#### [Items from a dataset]
* * * * * * *

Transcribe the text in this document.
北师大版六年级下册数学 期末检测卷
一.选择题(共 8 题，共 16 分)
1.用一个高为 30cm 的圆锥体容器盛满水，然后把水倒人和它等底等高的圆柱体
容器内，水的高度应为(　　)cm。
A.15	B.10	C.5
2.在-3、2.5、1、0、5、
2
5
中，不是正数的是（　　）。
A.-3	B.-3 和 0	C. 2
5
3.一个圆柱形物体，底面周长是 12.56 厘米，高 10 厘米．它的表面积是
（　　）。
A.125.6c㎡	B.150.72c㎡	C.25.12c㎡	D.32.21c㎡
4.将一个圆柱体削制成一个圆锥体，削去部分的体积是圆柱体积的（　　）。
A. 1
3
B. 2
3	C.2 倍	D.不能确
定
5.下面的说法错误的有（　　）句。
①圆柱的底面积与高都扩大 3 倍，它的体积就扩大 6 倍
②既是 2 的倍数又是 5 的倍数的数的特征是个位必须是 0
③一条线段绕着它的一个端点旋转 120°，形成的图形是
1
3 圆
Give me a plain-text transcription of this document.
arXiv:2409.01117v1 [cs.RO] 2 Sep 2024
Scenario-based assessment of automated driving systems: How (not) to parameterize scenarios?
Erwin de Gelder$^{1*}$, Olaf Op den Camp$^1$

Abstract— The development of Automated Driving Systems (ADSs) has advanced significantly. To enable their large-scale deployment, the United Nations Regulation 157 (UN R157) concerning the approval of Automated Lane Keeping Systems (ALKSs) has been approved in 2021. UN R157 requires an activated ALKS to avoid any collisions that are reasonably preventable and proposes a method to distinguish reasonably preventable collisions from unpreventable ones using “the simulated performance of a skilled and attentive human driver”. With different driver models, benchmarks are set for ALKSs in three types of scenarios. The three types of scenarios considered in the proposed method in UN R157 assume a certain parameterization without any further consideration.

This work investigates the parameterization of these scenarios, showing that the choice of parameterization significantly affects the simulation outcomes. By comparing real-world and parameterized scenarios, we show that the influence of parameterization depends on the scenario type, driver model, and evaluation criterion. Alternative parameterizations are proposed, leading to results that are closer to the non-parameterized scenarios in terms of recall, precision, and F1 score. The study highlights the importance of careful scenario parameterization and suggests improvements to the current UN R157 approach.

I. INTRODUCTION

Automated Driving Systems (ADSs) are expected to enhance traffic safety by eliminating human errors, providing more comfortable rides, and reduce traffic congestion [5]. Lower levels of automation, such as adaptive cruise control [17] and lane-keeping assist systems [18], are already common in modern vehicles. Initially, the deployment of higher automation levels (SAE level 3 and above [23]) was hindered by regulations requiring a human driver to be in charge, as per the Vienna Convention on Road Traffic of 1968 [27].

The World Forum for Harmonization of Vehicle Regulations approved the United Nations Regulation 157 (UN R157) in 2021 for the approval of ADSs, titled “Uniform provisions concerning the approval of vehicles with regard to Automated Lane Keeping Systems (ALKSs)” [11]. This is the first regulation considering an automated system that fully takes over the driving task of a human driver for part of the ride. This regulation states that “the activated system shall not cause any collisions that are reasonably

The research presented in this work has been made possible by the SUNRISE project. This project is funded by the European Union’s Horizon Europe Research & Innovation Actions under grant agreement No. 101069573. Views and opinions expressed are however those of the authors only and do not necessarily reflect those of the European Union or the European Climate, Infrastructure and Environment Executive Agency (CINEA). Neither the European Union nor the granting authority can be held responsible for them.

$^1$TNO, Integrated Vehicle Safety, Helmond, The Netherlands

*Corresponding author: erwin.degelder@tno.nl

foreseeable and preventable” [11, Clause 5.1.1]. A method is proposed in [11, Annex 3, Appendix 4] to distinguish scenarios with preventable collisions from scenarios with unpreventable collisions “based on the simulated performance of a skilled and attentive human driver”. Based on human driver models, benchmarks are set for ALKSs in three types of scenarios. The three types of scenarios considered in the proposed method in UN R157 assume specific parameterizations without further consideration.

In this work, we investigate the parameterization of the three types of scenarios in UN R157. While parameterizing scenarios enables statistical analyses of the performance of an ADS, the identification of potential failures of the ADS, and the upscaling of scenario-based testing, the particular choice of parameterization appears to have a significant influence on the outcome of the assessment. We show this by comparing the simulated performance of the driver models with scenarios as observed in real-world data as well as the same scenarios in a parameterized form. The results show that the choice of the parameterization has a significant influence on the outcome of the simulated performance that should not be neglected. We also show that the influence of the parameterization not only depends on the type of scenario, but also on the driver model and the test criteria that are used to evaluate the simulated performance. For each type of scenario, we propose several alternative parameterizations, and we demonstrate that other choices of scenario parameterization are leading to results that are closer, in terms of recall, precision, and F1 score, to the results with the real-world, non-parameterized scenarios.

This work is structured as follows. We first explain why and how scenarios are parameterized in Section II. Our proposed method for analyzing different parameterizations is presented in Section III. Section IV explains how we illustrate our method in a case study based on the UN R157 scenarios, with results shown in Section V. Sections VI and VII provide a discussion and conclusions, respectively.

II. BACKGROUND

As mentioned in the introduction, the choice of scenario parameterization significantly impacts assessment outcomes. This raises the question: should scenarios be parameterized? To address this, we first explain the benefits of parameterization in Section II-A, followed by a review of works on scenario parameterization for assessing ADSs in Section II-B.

* * * * * * *

#### [Short exercise]
Every entry must be output again, exactly as written above.

#### [Result of the exercise]
Transcribe the text in this document.
北师大版六年级下册数学 期末检测卷
一.选择题(共 8 题，共 16 分)
1.用一个高为 30cm 的圆锥体容器盛满水，然后把水倒人和它等底等高的圆柱体
容器内，水的高度应为(　　)cm。
A.15	B.10	C.5
2.在-3、2.5、1、0、5、
2
5
中，不是正数的是（　　）。
A.-3	B.-3 和 0	C. 2
5
3.一个圆柱形物体，底面周长是 12.56 厘米，高 10 厘米．它的表面积是
（　　）。
A.125.6c㎡	B.150.72c㎡	C.25.12c㎡	D.32.21c㎡
4.将一个圆柱体削制成一个圆锥体，削去部分的体积是圆柱体积的（　　）。
A. 1
3
B. 2
3	C.2 倍	D.不能确
定
5.下面的说法错误的有（　　）句。
①圆柱的底面积与高都扩大 3 倍，它的体积就扩大 6 倍
②既是 2 的倍数又是 5 的倍数的数的特征是个位必须是 0
③一条线段绕着它的一个端点旋转 120°，形成的图形是
1
3 圆
Give me a plain-text transcription of this document.
arXiv:2409.01117v1 [cs.RO] 2 Sep 2024
Scenario-based assessment of automated driving systems: How (not) to parameterize scenarios?
Erwin de Gelder$^{1*}$, Olaf Op den Camp$^1$

Abstract— The development of Automated Driving Systems (ADSs) has advanced significantly. To enable their large-scale deployment, the United Nations Regulation 157 (UN R157) concerning the approval of Automated Lane Keeping Systems (ALKSs) has been approved in 2021. UN R157 requires an activated ALKS to avoid any collisions that are reasonably preventable and proposes a method to distinguish reasonably preventable collisions from unpreventable ones using “the simulated performance of a skilled and attentive human driver”. With different driver models, benchmarks are set for ALKSs in three types of scenarios. The three types of scenarios considered in the proposed method in UN R157 assume a certain parameterization without any further consideration.

This work investigates the parameterization of these scenarios, showing that the choice of parameterization significantly affects the simulation outcomes. By comparing real-world and parameterized scenarios, we show that the influence of parameterization depends on the scenario type, driver model, and evaluation criterion. Alternative parameterizations are proposed, leading to results that are closer to the non-parameterized scenarios in terms of recall, precision, and F1 score. The study highlights the importance of careful scenario parameterization and suggests improvements to the current UN R157 approach.

I. INTRODUCTION

Automated Driving Systems (ADSs) are expected to enhance traffic safety by eliminating human errors, providing more comfortable rides, and reduce traffic congestion [5]. Lower levels of automation, such as adaptive cruise control [17] and lane-keeping assist systems [18], are already common in modern vehicles. Initially, the deployment of higher automation levels (SAE level 3 and above [23]) was hindered by regulations requiring a human driver to be in charge, as per the Vienna Convention on Road Traffic of 1968 [27].

The World Forum for Harmonization of Vehicle Regulations approved the United Nations Regulation 157 (UN R157) in 2021 for the approval of ADSs, titled “Uniform provisions concerning the approval of vehicles with regard to Automated Lane Keeping Systems (ALKSs)” [11]. This is the first regulation considering an automated system that fully takes over the driving task of a human driver for part of the ride. This regulation states that “the activated system shall not cause any collisions that are reasonably

The research presented in this work has been made possible by the SUNRISE project. This project is funded by the European Union’s Horizon Europe Research & Innovation Actions under grant agreement No. 101069573. Views and opinions expressed are however those of the authors only and do not necessarily reflect those of the European Union or the European Climate, Infrastructure and Environment Executive Agency (CINEA). Neither the European Union nor the granting authority can be held responsible for them.

$^1$TNO, Integrated Vehicle Safety, Helmond, The Netherlands

*Corresponding author: erwin.degelder@tno.nl

foreseeable and preventable” [11, Clause 5.1.1]. A method is proposed in [11, Annex 3, Appendix 4] to distinguish scenarios with preventable collisions from scenarios with unpreventable collisions “based on the simulated performance of a skilled and attentive human driver”. Based on human driver models, benchmarks are set for ALKSs in three types of scenarios. The three types of scenarios considered in the proposed method in UN R157 assume specific parameterizations without further consideration.

In this work, we investigate the parameterization of the three types of scenarios in UN R157. While parameterizing scenarios enables statistical analyses of the performance of an ADS, the identification of potential failures of the ADS, and the upscaling of scenario-based testing, the particular choice of parameterization appears to have a significant influence on the outcome of the assessment. We show this by comparing the simulated performance of the driver models with scenarios as observed in real-world data as well as the same scenarios in a parameterized form. The results show that the choice of the parameterization has a significant influence on the outcome of the simulated performance that should not be neglected. We also show that the influence of the parameterization not only depends on the type of scenario, but also on the driver model and the test criteria that are used to evaluate the simulated performance. For each type of scenario, we propose several alternative parameterizations, and we demonstrate that other choices of scenario parameterization are leading to results that are closer, in terms of recall, precision, and F1 score, to the results with the real-world, non-parameterized scenarios.

This work is structured as follows. We first explain why and how scenarios are parameterized in Section II. Our proposed method for analyzing different parameterizations is presented in Section III. Section IV explains how we illustrate our method in a case study based on the UN R157 scenarios, with results shown in Section V. Sections VI and VII provide a discussion and conclusions, respectively.

II. BACKGROUND

As mentioned in the introduction, the choice of scenario parameterization significantly impacts assessment outcomes. This raises the question: should scenarios be parameterized? To address this, we first explain the benefits of parameterization in Section II-A, followed by a review of works on scenario parameterization for assessing ADSs in Section II-B.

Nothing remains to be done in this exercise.